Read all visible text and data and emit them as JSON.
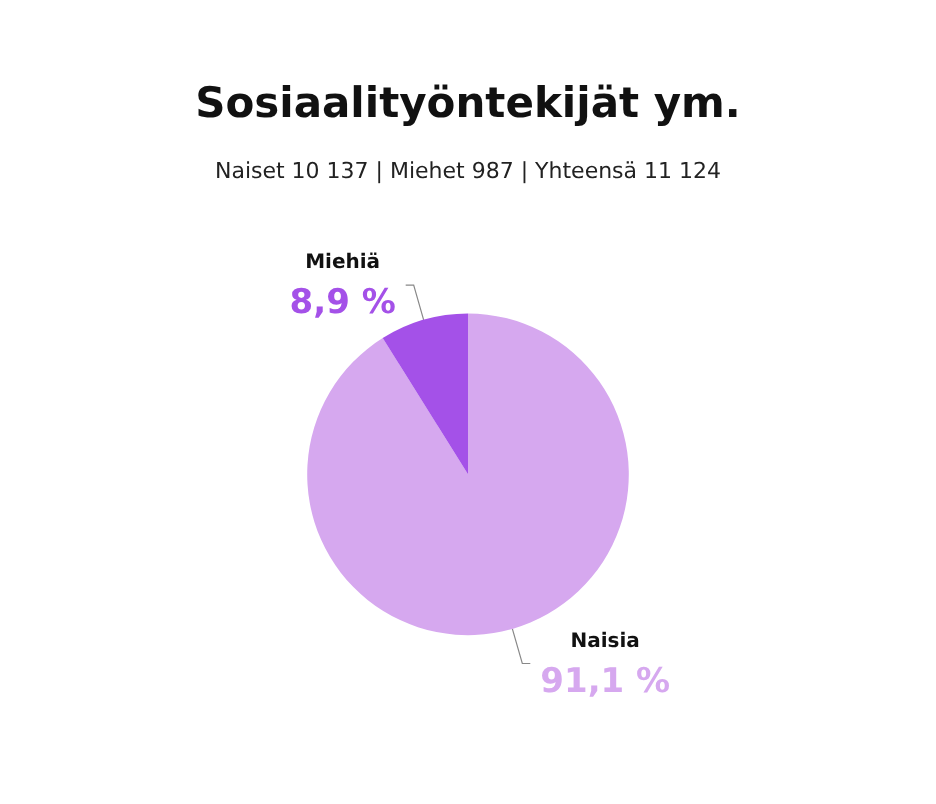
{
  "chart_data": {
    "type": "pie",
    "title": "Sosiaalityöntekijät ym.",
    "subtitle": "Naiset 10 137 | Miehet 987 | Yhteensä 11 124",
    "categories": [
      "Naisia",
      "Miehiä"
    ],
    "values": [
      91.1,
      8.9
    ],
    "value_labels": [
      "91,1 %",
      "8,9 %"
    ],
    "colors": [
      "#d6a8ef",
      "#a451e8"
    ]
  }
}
***
* PROBLEM TO SOLVE *
Transcribe the material exactly, leaving every picture out.

* EXERCISE OUTPUT *
Read all visible text and data and emit them as JSON.
{
  "chart_data": {
    "type": "pie",
    "title": "Sosiaalityöntekijät ym.",
    "subtitle": "Naiset 10 137 | Miehet 987 | Yhteensä 11 124",
    "categories": [
      "Naisia",
      "Miehiä"
    ],
    "values": [
      91.1,
      8.9
    ],
    "value_labels": [
      "91,1 %",
      "8,9 %"
    ],
    "colors": [
      "#d6a8ef",
      "#a451e8"
    ]
  }
}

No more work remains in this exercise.